Infection agents like thielariasis cause button-shaped abomasal ulcers. Enzootic bovine leukosis is also associated with abomasitis and ulceration of the abomasal mucosa. Worm infestations, like Haemonchus spp., also cause abomasal ulcers.

Pathogenesis

Stress leads to the production of ACTH, which stimulates the release of steroid hormones, which impair mucosal turnover. There is diffusion of H+ and pepsin through the damaged mucosa that accelerates the deepening of ulcers, which may cause damage to the underlying blood vessels, leading to gastric haemorrhage.

Abomasal ulcers are categorised into four types based on the amount of erosion and haemorrhage associated with the ulcers (Smith et al., 1983):

Type I (Non-Perforating)

There is an incomplete ulceration of the abomasal wall. Usually, such types of ulcers undergo abomasal thickening and mild serositis with minimal haemorrhage.

Type II (Non-Perforating causing severe blood loss)

These ulcers, while invading, cause damage to major abomasal vessels in the submucosa, causing severe blood loss.

Type III (Perforating type with local peritonitis)

Ulcer has perforated the abomasal wall but resulted in local peritonitis. Here is also spread is arrested, because of local adhesions to adjacent viscera.

Type IV (Perforating type with diffused peritonitis)

Diffused peritonitis is due to widespread draining of abomasal contents.

Clinical Signs

Progressive development of inappetence, excessive thirst, signs of abdominal pain, and the passing of soft, pasty faeces. When abomasitis develops into the ulcerative stage, the signs are much more pronounced. Like progressive anaemia, the passing of dark-coloured pasty faeces (melena), pronounced signs of abdominal pain, jugular pulsation, a high pulse rate, and tachycardia are seen as compensatory mechanisms for profound anaemia.

Ulcers associated with peritonitis are indicated by signs like fluctuating fever, atony of rumen, progressive anorexia, the passing of dark brown tarry-coloured faeces, and pain on palpation on the right costal arch nearing xiphoid.

Diffused Peritonitis

Signs of toxaemia are much more pronounced. Initially, very high temperature but in advanced cases, temperature is sub normal. Recumbency, shallow respiration, and the cyanotic membrane indicate an unfavourable prognosis.

### SOURCE INFORMATION:
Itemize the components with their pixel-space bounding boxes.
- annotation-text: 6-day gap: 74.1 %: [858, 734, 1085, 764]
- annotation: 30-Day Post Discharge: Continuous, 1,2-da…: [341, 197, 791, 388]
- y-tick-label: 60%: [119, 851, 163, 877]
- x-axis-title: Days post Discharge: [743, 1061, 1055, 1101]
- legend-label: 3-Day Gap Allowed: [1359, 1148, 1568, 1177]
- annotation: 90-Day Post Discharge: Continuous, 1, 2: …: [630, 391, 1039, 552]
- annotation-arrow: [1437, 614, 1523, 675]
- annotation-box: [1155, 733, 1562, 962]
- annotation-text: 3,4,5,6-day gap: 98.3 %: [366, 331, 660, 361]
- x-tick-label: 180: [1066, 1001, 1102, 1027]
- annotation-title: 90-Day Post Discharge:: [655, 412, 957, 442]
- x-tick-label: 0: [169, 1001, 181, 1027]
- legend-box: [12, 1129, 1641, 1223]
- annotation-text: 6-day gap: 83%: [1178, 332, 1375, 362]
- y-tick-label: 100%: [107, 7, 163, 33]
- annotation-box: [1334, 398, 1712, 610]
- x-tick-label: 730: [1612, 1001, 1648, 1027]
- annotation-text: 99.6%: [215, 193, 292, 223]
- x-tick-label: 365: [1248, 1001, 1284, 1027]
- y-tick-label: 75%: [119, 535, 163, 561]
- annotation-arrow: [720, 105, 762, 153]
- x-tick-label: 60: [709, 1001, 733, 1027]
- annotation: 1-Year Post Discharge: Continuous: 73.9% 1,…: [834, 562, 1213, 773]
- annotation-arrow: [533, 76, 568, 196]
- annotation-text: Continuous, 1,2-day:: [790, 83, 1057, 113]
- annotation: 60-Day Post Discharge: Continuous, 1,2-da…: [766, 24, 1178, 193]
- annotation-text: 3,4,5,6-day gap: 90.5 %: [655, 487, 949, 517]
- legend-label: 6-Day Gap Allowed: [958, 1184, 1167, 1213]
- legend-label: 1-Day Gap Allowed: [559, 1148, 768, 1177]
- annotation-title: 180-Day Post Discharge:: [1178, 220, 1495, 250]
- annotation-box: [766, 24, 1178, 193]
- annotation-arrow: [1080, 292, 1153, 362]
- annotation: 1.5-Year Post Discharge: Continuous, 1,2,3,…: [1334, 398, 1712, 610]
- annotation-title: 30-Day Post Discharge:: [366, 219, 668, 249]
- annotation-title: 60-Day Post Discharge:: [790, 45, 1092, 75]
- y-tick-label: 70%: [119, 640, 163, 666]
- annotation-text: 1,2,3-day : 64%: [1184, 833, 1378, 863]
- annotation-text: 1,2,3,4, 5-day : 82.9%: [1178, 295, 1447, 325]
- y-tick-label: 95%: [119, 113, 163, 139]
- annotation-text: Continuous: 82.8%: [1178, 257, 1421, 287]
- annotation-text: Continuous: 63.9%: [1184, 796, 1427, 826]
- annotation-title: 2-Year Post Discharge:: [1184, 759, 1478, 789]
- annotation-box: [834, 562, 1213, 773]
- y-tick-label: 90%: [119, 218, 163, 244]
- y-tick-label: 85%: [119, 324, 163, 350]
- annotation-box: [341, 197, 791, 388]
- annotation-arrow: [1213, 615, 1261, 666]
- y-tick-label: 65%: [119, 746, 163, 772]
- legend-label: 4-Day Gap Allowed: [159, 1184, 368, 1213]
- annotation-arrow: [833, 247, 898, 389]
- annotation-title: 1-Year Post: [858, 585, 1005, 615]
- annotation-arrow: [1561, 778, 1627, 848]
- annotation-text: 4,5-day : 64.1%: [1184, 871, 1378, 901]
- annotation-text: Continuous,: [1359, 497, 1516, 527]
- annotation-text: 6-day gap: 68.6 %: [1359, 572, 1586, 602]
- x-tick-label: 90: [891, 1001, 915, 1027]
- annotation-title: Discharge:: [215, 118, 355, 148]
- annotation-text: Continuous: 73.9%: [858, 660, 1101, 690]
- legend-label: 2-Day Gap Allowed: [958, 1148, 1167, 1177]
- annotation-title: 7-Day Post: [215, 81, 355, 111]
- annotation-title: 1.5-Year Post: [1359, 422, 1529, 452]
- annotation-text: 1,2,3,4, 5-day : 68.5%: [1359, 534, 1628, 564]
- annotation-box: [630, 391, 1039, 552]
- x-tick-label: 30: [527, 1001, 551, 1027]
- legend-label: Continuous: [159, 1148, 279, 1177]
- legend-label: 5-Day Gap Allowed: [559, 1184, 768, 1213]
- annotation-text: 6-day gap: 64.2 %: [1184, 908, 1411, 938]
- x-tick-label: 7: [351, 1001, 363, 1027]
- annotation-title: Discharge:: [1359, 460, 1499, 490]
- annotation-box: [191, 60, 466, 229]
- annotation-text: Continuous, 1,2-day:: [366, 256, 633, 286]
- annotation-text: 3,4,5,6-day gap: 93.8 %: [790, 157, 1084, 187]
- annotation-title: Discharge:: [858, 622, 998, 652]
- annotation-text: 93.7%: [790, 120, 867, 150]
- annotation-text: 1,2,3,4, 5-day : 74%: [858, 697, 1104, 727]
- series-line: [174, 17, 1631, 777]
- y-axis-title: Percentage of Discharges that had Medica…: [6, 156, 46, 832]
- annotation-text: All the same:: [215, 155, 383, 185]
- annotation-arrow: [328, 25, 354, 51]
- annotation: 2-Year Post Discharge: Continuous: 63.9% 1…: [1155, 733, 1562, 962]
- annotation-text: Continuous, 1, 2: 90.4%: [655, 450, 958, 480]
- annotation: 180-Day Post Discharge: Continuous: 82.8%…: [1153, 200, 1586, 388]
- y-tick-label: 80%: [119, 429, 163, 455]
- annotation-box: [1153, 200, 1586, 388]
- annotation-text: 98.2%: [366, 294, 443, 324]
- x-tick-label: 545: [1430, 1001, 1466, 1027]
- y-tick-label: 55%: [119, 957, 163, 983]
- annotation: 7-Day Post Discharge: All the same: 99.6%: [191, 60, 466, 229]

### EXERCISE:
Can you print, word for word, the stretch of the abomasal ulcer passage that opens with the words containing "Type II (Non-Perforating" and closes with "of abomasal contents."? The data isn't needed for this.

### EXERCISE SOLUTION:
Type II (Non-Perforating causing severe blood loss)

These ulcers, while invading, cause damage to major abomasal vessels in the submucosa, causing severe blood loss.

Type III (Perforating type with local peritonitis)

Ulcer has perforated the abomasal wall but resulted in local peritonitis. Here is also spread is arrested, because of local adhesions to adjacent viscera.

Type IV (Perforating type with diffused peritonitis)

Diffused peritonitis is due to widespread draining of abomasal contents.